| Written request |
Transcribe the entries that follow, word for word.

| Data entries |

'''

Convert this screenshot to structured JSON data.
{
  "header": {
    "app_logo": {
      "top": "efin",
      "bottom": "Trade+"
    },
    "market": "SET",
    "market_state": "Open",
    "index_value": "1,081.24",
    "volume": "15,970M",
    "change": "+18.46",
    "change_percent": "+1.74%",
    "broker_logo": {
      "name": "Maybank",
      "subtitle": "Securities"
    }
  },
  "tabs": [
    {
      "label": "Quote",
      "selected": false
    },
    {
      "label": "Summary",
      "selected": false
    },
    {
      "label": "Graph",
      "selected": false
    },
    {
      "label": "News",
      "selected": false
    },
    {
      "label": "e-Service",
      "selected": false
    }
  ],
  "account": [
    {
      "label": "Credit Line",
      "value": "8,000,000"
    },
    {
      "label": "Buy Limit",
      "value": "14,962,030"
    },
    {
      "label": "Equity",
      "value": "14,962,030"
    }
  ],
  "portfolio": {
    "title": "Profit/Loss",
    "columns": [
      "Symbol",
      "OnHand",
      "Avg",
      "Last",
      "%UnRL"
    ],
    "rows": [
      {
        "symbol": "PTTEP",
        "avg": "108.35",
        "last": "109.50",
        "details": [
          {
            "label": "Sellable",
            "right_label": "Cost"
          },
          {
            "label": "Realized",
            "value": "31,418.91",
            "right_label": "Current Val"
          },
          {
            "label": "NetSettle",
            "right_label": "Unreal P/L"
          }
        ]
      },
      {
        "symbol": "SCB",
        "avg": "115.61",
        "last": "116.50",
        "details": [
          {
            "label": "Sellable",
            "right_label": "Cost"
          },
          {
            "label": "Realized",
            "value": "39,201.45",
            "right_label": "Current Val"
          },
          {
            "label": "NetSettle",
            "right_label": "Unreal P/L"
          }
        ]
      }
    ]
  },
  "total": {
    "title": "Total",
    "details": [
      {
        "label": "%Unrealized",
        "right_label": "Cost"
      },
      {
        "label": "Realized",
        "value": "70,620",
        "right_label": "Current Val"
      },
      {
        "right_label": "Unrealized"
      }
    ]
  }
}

'''

| Correct answer |
Convert this screenshot to structured JSON data.
{
  "header": {
    "app_logo": {
      "top": "efin",
      "bottom": "Trade+"
    },
    "market": "SET",
    "market_state": "Open",
    "index_value": "1,081.24",
    "volume": "15,970M",
    "change": "+18.46",
    "change_percent": "+1.74%",
    "broker_logo": {
      "name": "Maybank",
      "subtitle": "Securities"
    }
  },
  "tabs": [
    {
      "label": "Quote",
      "selected": false
    },
    {
      "label": "Summary",
      "selected": false
    },
    {
      "label": "Graph",
      "selected": false
    },
    {
      "label": "News",
      "selected": false
    },
    {
      "label": "e-Service",
      "selected": false
    }
  ],
  "account": [
    {
      "label": "Credit Line",
      "value": "8,000,000"
    },
    {
      "label": "Buy Limit",
      "value": "14,962,030"
    },
    {
      "label": "Equity",
      "value": "14,962,030"
    }
  ],
  "portfolio": {
    "title": "Profit/Loss",
    "columns": [
      "Symbol",
      "OnHand",
      "Avg",
      "Last",
      "%UnRL"
    ],
    "rows": [
      {
        "symbol": "PTTEP",
        "avg": "108.35",
        "last": "109.50",
        "details": [
          {
            "label": "Sellable",
            "right_label": "Cost"
          },
          {
            "label": "Realized",
            "value": "31,418.91",
            "right_label": "Current Val"
          },
          {
            "label": "NetSettle",
            "right_label": "Unreal P/L"
          }
        ]
      },
      {
        "symbol": "SCB",
        "avg": "115.61",
        "last": "116.50",
        "details": [
          {
            "label": "Sellable",
            "right_label": "Cost"
          },
          {
            "label": "Realized",
            "value": "39,201.45",
            "right_label": "Current Val"
          },
          {
            "label": "NetSettle",
            "right_label": "Unreal P/L"
          }
        ]
      }
    ]
  },
  "total": {
    "title": "Total",
    "details": [
      {
        "label": "%Unrealized",
        "right_label": "Cost"
      },
      {
        "label": "Realized",
        "value": "70,620",
        "right_label": "Current Val"
      },
      {
        "right_label": "Unrealized"
      }
    ]
  }
}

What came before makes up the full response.